-- Excerpt to read --
Differences in K+ current components in mesenteric artery myocytes from WKY and SHR.

Previous studies have documented increased K+ permeability of arterial smooth muscle in hypertension and suggested a role in altered arterial contractile function. To characterize the mechanisms responsible for these alterations, we determined the contribution of K+ current (IK) components to whole cell IK in freshly dispersed myocytes and tetraethylammonium (TEA)-induced contractile responses in mesenteric arteries of Wistar-Kyoto (WKY) and spontaneously hypertensive rats (SHR). Tetraethylammonium produced a larger tonic contractile response in SHR with a lower threshold compared to WKY (ie, 0.1 v 1 mmol/L), which was due in part to the larger Ca2+ current in SHR. Whole cell IK recorded by perforated patch methods was similar at a holding potential (HP) of -60 mV (IK60), but were larger in SHR when recorded from a HP of -20 mV (IK20). The selective blocker iberiotoxin (IbTX) was used to separate the contribution of voltage- (Kv) and calcium-dependent (KCa) components of IK60. The IK60 and IK20 component inhibited by 100 nmol/L IbTX (ie, KCa) was larger in SHR than in WKY myocytes, whereas the IbTX-insensitive IK60 component (ie, Kv) was larger in WKY. In the presence of IbTX, 1 and 10 mmol/L TEA inhibited a larger fraction of IK60 in SHR myocytes compared with WKY. The activation properties of the TEA-sensitive and TEA-insensitive Kv components determined by fitting a Boltzmann activation function to the current-voltage data, exhibited both group and treatment differences in the half maximal activation voltage (V0.5). The V0.5 of the TEA-sensitive Kv component was more positive than that of the TEA-insensitive component in both groups, and values for the V0.5 of both TEA-sensitive and TEA-insensitive components were more negative in SHR than WKY. These results show that SHR myocytes have larger KCa and smaller Kv current components compared with WKY. Furthermore, SHR myocytes have a larger TEA-sensitive Kv component. These differences may contribute to the differences in TEA contractions, resting membrane potential, Ca2+ influx, and KCa current reported in hypertensive arteries.

-- About this exercise --
In the abstract above, what concentration of iberiotoxin was used to identify the KCa component of the current?

-- Dataset entries --
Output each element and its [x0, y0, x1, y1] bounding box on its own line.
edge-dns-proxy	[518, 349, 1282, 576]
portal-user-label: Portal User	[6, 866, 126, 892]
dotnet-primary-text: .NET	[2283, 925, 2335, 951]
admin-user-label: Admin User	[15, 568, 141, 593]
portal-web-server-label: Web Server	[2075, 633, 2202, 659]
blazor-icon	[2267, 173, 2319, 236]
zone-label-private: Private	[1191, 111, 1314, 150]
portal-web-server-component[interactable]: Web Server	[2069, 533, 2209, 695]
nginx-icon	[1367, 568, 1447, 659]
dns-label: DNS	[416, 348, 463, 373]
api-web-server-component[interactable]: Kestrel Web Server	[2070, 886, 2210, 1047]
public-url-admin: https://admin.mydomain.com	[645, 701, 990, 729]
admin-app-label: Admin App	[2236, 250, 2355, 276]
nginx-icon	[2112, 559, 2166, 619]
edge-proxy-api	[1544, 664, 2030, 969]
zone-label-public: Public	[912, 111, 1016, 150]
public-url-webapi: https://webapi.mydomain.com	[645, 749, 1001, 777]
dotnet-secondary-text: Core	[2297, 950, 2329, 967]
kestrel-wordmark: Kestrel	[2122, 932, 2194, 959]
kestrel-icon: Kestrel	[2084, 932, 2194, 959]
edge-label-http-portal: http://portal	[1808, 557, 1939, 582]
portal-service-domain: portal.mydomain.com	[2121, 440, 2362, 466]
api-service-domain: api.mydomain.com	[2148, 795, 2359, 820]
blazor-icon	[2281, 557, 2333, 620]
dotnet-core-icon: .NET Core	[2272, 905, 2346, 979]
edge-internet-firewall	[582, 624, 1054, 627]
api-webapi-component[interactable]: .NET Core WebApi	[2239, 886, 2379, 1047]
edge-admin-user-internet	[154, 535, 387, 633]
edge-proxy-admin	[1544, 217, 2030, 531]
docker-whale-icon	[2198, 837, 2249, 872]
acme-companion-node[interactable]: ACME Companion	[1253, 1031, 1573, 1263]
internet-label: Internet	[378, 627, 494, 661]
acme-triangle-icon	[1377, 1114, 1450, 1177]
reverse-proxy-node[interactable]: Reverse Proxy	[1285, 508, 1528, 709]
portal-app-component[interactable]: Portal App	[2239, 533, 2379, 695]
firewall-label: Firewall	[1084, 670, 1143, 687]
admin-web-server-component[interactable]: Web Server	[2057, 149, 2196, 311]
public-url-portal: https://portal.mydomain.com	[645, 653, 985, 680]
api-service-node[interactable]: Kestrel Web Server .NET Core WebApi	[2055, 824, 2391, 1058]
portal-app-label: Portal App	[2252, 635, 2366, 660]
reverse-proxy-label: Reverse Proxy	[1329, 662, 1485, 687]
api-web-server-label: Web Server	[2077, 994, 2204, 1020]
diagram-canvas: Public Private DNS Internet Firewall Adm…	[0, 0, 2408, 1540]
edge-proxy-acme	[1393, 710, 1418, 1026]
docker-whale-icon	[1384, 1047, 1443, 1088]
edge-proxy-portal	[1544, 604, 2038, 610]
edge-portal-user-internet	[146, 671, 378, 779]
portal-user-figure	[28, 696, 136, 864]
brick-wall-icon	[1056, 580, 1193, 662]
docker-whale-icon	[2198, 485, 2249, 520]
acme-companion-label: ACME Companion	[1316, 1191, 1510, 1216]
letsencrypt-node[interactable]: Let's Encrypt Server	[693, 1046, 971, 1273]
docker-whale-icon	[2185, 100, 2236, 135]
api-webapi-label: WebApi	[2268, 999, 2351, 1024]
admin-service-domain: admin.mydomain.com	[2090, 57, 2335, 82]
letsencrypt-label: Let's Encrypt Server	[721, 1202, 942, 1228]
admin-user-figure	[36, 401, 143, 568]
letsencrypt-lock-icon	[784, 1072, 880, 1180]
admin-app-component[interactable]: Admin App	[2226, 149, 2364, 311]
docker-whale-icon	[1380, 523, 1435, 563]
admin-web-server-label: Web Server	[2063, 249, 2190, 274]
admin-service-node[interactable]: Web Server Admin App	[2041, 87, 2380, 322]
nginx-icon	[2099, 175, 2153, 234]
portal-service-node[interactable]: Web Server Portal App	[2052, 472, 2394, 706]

-- Solution --
100 nmol/L